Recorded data
--- Start ---
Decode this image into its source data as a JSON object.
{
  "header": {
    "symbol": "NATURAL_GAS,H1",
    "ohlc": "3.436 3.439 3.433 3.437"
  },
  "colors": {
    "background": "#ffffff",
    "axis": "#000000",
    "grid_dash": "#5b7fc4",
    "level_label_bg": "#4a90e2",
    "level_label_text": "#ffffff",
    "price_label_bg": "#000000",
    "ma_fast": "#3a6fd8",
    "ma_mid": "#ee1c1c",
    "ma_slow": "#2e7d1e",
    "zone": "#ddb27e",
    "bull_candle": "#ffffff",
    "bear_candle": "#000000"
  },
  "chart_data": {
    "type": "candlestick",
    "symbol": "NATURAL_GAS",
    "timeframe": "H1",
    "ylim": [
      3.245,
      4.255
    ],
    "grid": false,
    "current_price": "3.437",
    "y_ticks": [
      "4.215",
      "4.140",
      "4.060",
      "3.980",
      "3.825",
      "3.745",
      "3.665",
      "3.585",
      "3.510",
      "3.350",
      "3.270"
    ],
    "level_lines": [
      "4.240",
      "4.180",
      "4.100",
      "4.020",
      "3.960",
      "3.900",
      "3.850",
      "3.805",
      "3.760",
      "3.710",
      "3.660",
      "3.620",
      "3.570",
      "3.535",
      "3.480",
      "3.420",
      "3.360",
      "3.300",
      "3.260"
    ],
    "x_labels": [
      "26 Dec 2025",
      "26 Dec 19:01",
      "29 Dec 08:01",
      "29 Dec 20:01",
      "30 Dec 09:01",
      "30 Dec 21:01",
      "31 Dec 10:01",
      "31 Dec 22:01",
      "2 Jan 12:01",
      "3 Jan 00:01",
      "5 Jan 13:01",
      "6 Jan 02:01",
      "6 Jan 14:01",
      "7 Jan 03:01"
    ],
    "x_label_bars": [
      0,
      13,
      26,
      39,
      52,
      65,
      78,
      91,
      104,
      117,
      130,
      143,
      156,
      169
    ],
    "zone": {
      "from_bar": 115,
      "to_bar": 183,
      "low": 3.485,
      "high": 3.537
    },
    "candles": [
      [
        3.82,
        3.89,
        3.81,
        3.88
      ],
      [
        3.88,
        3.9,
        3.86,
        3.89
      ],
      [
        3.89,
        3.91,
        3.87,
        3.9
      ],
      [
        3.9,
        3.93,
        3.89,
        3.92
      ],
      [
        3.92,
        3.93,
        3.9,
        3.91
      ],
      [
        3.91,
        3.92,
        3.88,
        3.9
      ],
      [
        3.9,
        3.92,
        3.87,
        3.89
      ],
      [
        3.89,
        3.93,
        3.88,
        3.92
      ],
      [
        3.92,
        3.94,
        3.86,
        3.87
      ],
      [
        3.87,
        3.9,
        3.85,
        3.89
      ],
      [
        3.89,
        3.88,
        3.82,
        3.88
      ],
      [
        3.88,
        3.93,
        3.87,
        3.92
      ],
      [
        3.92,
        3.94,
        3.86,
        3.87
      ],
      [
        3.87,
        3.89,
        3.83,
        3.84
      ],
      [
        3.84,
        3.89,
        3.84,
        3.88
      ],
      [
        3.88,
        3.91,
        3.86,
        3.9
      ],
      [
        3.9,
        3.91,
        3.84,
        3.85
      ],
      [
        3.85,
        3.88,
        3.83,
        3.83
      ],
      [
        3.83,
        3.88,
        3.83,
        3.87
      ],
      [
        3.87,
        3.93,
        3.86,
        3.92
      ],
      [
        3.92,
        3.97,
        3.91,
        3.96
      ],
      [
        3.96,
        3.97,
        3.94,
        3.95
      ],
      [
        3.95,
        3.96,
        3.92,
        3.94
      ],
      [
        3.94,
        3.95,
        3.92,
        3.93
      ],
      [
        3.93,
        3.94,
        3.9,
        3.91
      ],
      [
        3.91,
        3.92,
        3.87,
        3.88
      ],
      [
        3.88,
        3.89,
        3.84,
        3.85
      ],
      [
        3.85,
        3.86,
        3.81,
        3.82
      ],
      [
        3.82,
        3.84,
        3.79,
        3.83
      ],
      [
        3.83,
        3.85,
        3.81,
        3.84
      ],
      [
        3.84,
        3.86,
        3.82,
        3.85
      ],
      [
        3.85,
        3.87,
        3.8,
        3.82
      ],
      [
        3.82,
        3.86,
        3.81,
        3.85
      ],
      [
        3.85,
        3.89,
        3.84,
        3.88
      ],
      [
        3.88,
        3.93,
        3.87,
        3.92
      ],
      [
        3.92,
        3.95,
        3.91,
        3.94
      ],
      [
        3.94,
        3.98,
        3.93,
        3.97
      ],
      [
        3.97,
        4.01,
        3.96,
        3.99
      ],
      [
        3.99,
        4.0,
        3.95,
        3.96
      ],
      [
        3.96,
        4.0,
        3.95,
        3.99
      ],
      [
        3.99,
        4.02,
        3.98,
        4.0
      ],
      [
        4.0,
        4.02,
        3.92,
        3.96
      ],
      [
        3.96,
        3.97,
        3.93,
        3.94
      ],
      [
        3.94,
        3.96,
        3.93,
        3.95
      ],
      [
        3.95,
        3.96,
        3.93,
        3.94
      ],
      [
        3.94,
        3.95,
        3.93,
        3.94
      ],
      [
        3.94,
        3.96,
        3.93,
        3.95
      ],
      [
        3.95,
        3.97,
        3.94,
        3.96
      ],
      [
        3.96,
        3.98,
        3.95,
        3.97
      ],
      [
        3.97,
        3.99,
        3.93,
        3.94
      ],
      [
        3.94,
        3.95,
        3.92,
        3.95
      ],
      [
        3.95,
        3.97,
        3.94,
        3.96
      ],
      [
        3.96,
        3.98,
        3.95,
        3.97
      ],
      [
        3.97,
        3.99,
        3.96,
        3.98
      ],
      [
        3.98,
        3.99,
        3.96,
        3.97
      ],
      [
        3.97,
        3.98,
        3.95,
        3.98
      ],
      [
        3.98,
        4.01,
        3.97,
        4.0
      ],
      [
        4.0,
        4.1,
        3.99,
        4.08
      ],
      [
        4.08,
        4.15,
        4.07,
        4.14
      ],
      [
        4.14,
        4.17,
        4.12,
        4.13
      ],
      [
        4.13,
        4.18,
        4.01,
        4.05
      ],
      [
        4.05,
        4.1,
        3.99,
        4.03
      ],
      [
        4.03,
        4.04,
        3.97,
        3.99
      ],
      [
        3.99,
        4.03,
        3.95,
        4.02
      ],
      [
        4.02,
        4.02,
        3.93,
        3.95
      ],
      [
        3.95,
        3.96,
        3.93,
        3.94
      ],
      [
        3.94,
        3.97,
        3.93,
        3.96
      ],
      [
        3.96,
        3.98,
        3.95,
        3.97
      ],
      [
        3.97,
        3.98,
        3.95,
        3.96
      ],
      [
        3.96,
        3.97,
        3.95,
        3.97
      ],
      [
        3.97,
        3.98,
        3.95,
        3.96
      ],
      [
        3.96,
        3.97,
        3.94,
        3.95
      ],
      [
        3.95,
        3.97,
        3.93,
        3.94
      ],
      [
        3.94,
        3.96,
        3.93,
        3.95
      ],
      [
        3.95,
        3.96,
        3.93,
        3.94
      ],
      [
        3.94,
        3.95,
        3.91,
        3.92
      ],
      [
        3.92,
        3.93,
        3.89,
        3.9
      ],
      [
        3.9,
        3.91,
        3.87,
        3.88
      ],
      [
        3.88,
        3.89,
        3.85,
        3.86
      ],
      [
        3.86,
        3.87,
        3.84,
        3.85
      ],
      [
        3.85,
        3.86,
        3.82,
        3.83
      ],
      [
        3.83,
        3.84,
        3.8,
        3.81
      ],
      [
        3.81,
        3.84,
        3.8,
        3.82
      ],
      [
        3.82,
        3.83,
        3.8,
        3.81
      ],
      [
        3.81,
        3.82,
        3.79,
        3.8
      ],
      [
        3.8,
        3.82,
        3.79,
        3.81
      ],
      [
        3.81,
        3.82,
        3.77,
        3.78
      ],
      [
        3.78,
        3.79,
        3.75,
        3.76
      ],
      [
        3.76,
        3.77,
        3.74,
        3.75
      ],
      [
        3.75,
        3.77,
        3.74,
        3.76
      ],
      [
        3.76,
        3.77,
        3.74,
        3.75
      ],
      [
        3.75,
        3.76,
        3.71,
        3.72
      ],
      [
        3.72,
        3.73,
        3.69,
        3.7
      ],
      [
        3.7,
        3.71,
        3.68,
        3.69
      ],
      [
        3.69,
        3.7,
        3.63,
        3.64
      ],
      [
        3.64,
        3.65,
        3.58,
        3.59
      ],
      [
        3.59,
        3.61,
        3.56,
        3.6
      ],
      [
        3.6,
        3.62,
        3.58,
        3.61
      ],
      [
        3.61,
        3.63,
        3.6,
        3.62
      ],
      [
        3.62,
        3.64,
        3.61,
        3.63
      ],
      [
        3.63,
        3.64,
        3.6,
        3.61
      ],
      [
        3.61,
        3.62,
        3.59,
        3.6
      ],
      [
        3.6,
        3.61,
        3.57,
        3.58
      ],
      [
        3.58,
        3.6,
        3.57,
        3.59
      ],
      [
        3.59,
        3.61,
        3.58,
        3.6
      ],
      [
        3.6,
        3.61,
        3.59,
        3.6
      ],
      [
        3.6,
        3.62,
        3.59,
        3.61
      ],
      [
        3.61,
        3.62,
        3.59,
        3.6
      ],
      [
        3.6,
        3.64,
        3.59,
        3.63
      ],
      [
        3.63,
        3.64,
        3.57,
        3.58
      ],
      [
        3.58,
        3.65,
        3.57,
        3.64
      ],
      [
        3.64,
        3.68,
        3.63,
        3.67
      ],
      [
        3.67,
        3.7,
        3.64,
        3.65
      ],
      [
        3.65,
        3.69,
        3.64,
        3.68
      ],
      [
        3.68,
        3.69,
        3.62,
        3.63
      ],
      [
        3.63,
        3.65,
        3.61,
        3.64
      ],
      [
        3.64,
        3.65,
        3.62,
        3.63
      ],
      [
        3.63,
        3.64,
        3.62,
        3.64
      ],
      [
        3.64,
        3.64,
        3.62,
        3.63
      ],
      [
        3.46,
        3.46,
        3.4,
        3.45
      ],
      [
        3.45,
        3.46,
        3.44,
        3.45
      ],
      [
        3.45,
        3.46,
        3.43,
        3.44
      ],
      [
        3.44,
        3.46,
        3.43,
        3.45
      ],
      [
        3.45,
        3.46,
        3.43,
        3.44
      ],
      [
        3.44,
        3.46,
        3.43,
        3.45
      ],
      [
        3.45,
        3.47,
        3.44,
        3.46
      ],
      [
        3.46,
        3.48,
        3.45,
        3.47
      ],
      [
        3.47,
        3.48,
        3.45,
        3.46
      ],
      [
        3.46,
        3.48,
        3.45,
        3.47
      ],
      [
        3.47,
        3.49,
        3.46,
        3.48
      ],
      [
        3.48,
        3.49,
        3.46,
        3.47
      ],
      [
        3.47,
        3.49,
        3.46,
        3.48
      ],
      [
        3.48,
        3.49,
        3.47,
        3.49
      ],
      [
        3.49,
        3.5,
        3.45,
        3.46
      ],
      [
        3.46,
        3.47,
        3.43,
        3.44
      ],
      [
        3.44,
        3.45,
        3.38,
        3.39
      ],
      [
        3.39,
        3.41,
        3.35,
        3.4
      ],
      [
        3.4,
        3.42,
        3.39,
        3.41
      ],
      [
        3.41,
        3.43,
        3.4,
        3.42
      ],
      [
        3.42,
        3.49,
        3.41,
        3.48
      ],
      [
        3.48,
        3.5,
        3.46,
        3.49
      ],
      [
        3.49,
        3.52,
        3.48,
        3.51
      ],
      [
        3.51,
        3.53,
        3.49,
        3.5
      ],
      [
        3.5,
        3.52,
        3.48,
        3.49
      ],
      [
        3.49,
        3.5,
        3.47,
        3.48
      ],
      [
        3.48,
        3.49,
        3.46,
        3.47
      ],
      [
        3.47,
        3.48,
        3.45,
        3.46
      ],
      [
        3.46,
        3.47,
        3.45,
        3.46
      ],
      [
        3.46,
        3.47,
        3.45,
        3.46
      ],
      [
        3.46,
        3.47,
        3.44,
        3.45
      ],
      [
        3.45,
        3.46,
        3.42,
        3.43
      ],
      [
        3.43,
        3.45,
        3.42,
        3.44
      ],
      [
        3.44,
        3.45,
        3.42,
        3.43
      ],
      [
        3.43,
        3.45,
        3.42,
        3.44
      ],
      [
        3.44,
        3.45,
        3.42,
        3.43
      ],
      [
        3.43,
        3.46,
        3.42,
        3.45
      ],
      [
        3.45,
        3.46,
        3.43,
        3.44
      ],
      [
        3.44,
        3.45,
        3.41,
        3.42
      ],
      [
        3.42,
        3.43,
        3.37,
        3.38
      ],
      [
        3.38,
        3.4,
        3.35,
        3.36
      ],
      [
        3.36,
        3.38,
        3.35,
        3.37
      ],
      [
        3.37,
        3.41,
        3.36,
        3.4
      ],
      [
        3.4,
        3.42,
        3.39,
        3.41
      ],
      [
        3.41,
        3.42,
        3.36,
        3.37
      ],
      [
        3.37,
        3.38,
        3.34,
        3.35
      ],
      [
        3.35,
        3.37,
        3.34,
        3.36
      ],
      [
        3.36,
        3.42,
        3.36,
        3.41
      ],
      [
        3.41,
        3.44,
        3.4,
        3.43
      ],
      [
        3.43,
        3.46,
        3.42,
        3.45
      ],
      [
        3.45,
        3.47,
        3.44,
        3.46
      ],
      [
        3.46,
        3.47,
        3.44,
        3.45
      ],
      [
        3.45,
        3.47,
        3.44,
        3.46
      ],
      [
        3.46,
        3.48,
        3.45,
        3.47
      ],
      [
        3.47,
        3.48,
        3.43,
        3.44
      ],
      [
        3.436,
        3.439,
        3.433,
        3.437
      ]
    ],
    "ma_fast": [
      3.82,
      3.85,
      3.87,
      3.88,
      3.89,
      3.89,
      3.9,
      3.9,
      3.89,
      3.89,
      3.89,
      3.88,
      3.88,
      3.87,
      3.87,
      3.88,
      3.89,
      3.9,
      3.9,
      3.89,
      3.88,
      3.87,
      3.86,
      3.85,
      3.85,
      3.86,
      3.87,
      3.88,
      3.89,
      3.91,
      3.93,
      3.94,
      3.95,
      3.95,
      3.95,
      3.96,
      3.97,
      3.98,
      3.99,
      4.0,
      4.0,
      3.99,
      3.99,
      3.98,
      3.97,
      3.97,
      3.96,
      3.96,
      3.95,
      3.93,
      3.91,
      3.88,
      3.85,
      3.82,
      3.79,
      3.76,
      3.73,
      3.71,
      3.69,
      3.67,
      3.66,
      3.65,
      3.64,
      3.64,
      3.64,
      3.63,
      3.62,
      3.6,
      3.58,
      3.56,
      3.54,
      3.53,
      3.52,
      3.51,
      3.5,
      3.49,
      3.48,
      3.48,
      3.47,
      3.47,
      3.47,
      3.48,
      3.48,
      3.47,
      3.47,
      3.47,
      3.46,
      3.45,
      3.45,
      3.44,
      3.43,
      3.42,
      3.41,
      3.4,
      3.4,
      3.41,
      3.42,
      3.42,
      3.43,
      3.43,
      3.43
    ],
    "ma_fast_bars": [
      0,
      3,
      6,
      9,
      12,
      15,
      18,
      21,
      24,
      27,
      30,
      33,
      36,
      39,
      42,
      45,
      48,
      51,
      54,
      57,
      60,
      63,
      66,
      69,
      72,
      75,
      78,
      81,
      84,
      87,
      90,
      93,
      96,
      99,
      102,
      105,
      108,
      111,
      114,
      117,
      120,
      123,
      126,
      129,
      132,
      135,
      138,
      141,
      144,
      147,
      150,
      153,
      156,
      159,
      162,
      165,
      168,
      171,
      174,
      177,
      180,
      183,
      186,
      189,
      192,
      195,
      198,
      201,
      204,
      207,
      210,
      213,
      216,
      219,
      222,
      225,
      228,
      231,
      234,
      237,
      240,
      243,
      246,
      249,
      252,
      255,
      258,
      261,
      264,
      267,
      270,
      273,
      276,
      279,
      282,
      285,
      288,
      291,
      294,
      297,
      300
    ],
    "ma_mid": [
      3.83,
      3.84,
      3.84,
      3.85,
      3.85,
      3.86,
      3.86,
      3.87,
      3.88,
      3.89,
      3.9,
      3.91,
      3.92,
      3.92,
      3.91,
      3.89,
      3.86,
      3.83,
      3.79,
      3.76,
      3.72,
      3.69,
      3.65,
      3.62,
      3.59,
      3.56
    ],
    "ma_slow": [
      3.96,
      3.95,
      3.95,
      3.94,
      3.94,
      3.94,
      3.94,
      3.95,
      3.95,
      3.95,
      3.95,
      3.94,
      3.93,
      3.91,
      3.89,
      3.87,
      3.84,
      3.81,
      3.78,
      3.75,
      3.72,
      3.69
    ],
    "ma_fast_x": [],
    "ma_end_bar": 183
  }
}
--- End ---
* [WHAT IS EXPECTED]: Look above for lines with the word "ffffff" and copy them all.

* [RESPONSE BELOW]:
    "background": "#ffffff",
    "level_label_text": "#ffffff",
    "bull_candle": "#ffffff",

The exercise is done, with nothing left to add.